• [Do this]
Repeat the entries below exactly as they appear, with no pictures.
========================================================================
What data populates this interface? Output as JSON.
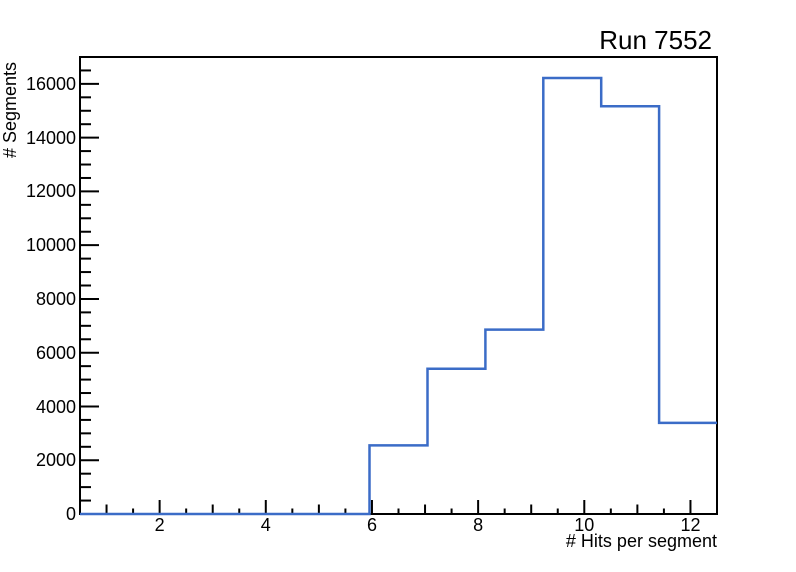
{
  "chart_data": {
    "type": "bar",
    "style": "histogram-step-outline",
    "title": "Run 7552",
    "xlabel": "# Hits per segment",
    "ylabel": "# Segments",
    "bin_edges": [
      0.5,
      1.5909,
      2.6818,
      3.7727,
      4.8636,
      5.9545,
      7.0455,
      8.1364,
      9.2273,
      10.3182,
      11.4091,
      12.5
    ],
    "counts": [
      0,
      0,
      0,
      0,
      0,
      2550,
      5400,
      6860,
      16220,
      15170,
      3390
    ],
    "xlim": [
      0.5,
      12.5
    ],
    "ylim": [
      0,
      17000
    ],
    "x_major_ticks": [
      2,
      4,
      6,
      8,
      10,
      12
    ],
    "x_tick_labels": [
      "2",
      "4",
      "6",
      "8",
      "10",
      "12"
    ],
    "x_medium_ticks": [
      1,
      3,
      5,
      7,
      9,
      11
    ],
    "x_minor_tick_step": 0.5,
    "y_major_tick_step": 2000,
    "y_minor_tick_step": 500,
    "y_tick_labels": [
      "0",
      "2000",
      "4000",
      "6000",
      "8000",
      "10000",
      "12000",
      "14000",
      "16000"
    ],
    "grid": false,
    "legend": null,
    "colors": {
      "line_color": "#3b6cc7",
      "axis_color": "#000000",
      "background": "#ffffff"
    }
  }
}
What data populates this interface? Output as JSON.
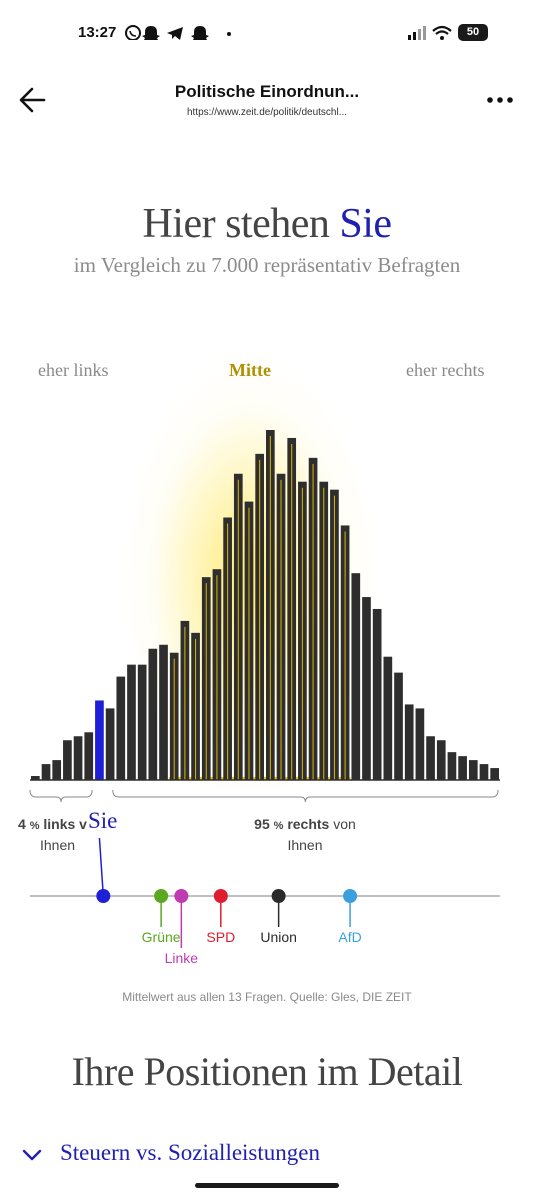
{
  "status_bar": {
    "time": "13:27",
    "battery": "50",
    "icons": [
      "whatsapp-icon",
      "snapchat-icon",
      "telegram-icon",
      "snapchat-icon",
      "dot-icon",
      "signal-icon",
      "wifi-icon",
      "battery-icon"
    ]
  },
  "app_bar": {
    "title": "Politische Einordnun...",
    "url": "https://www.zeit.de/politik/deutschl...",
    "back_icon": "arrow-left-icon",
    "menu_icon": "more-vertical-dots-icon"
  },
  "heading": {
    "title_prefix": "Hier stehen ",
    "title_accent": "Sie",
    "subtitle": "im Vergleich zu 7.000 repräsentativ Befragten"
  },
  "chart_data": {
    "type": "bar",
    "zone_labels": [
      "eher links",
      "Mitte",
      "eher rechts"
    ],
    "values": [
      1,
      4,
      5,
      10,
      11,
      12,
      20,
      18,
      26,
      29,
      29,
      33,
      34,
      32,
      40,
      37,
      51,
      53,
      66,
      77,
      70,
      82,
      88,
      77,
      86,
      75,
      81,
      75,
      73,
      64,
      52,
      46,
      43,
      31,
      27,
      19,
      18,
      11,
      10,
      7,
      6,
      5,
      4,
      3
    ],
    "user_bar_index": 6,
    "highlight_range": [
      13,
      29
    ],
    "colors": {
      "bars": "#2e2e2e",
      "user": "#1f1fd6",
      "mitte": "#b09000",
      "highlight": "#f0c400"
    }
  },
  "stats": {
    "left_value": "4",
    "left_text": "links v",
    "left_line2": "Ihnen",
    "you_label": "Sie",
    "right_value": "95",
    "right_text": "rechts",
    "right_text2": "von",
    "right_line2": "Ihnen",
    "percent_symbol": "%"
  },
  "parties": [
    {
      "name": "Grüne",
      "color": "#5aa820",
      "position": 0.279
    },
    {
      "name": "Linke",
      "color": "#c03ab4",
      "position": 0.322
    },
    {
      "name": "SPD",
      "color": "#e01c30",
      "position": 0.406
    },
    {
      "name": "Union",
      "color": "#2b2b2b",
      "position": 0.529
    },
    {
      "name": "AfD",
      "color": "#3a9fdc",
      "position": 0.681
    }
  ],
  "user_position": 0.156,
  "footer": {
    "source": "Mittelwert aus allen 13 Fragen. Quelle: Gles, DIE ZEIT",
    "section_title": "Ihre Positionen im Detail",
    "accordion_label": "Steuern vs. Sozialleistungen",
    "accordion_icon": "chevron-down-icon"
  }
}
========================================================================
• [Reply to the exercise]
What data populates this interface? Output as JSON.
{
  "chart_data": {
    "type": "bar",
    "style": "histogram-step-outline",
    "title": "Run 7552",
    "xlabel": "# Hits per segment",
    "ylabel": "# Segments",
    "bin_edges": [
      0.5,
      1.5909,
      2.6818,
      3.7727,
      4.8636,
      5.9545,
      7.0455,
      8.1364,
      9.2273,
      10.3182,
      11.4091,
      12.5
    ],
    "counts": [
      0,
      0,
      0,
      0,
      0,
      2550,
      5400,
      6860,
      16220,
      15170,
      3390
    ],
    "xlim": [
      0.5,
      12.5
    ],
    "ylim": [
      0,
      17000
    ],
    "x_major_ticks": [
      2,
      4,
      6,
      8,
      10,
      12
    ],
    "x_tick_labels": [
      "2",
      "4",
      "6",
      "8",
      "10",
      "12"
    ],
    "x_medium_ticks": [
      1,
      3,
      5,
      7,
      9,
      11
    ],
    "x_minor_tick_step": 0.5,
    "y_major_tick_step": 2000,
    "y_minor_tick_step": 500,
    "y_tick_labels": [
      "0",
      "2000",
      "4000",
      "6000",
      "8000",
      "10000",
      "12000",
      "14000",
      "16000"
    ],
    "grid": false,
    "legend": null,
    "colors": {
      "line_color": "#3b6cc7",
      "axis_color": "#000000",
      "background": "#ffffff"
    }
  }
}
What data populates this interface? Output as JSON.
{
  "status_bar": {
    "time": "13:27",
    "battery": "50",
    "icons": [
      "whatsapp-icon",
      "snapchat-icon",
      "telegram-icon",
      "snapchat-icon",
      "dot-icon",
      "signal-icon",
      "wifi-icon",
      "battery-icon"
    ]
  },
  "app_bar": {
    "title": "Politische Einordnun...",
    "url": "https://www.zeit.de/politik/deutschl...",
    "back_icon": "arrow-left-icon",
    "menu_icon": "more-vertical-dots-icon"
  },
  "heading": {
    "title_prefix": "Hier stehen ",
    "title_accent": "Sie",
    "subtitle": "im Vergleich zu 7.000 repräsentativ Befragten"
  },
  "chart_data": {
    "type": "bar",
    "zone_labels": [
      "eher links",
      "Mitte",
      "eher rechts"
    ],
    "values": [
      1,
      4,
      5,
      10,
      11,
      12,
      20,
      18,
      26,
      29,
      29,
      33,
      34,
      32,
      40,
      37,
      51,
      53,
      66,
      77,
      70,
      82,
      88,
      77,
      86,
      75,
      81,
      75,
      73,
      64,
      52,
      46,
      43,
      31,
      27,
      19,
      18,
      11,
      10,
      7,
      6,
      5,
      4,
      3
    ],
    "user_bar_index": 6,
    "highlight_range": [
      13,
      29
    ],
    "colors": {
      "bars": "#2e2e2e",
      "user": "#1f1fd6",
      "mitte": "#b09000",
      "highlight": "#f0c400"
    }
  },
  "stats": {
    "left_value": "4",
    "left_text": "links v",
    "left_line2": "Ihnen",
    "you_label": "Sie",
    "right_value": "95",
    "right_text": "rechts",
    "right_text2": "von",
    "right_line2": "Ihnen",
    "percent_symbol": "%"
  },
  "parties": [
    {
      "name": "Grüne",
      "color": "#5aa820",
      "position": 0.279
    },
    {
      "name": "Linke",
      "color": "#c03ab4",
      "position": 0.322
    },
    {
      "name": "SPD",
      "color": "#e01c30",
      "position": 0.406
    },
    {
      "name": "Union",
      "color": "#2b2b2b",
      "position": 0.529
    },
    {
      "name": "AfD",
      "color": "#3a9fdc",
      "position": 0.681
    }
  ],
  "user_position": 0.156,
  "footer": {
    "source": "Mittelwert aus allen 13 Fragen. Quelle: Gles, DIE ZEIT",
    "section_title": "Ihre Positionen im Detail",
    "accordion_label": "Steuern vs. Sozialleistungen",
    "accordion_icon": "chevron-down-icon"
  }
}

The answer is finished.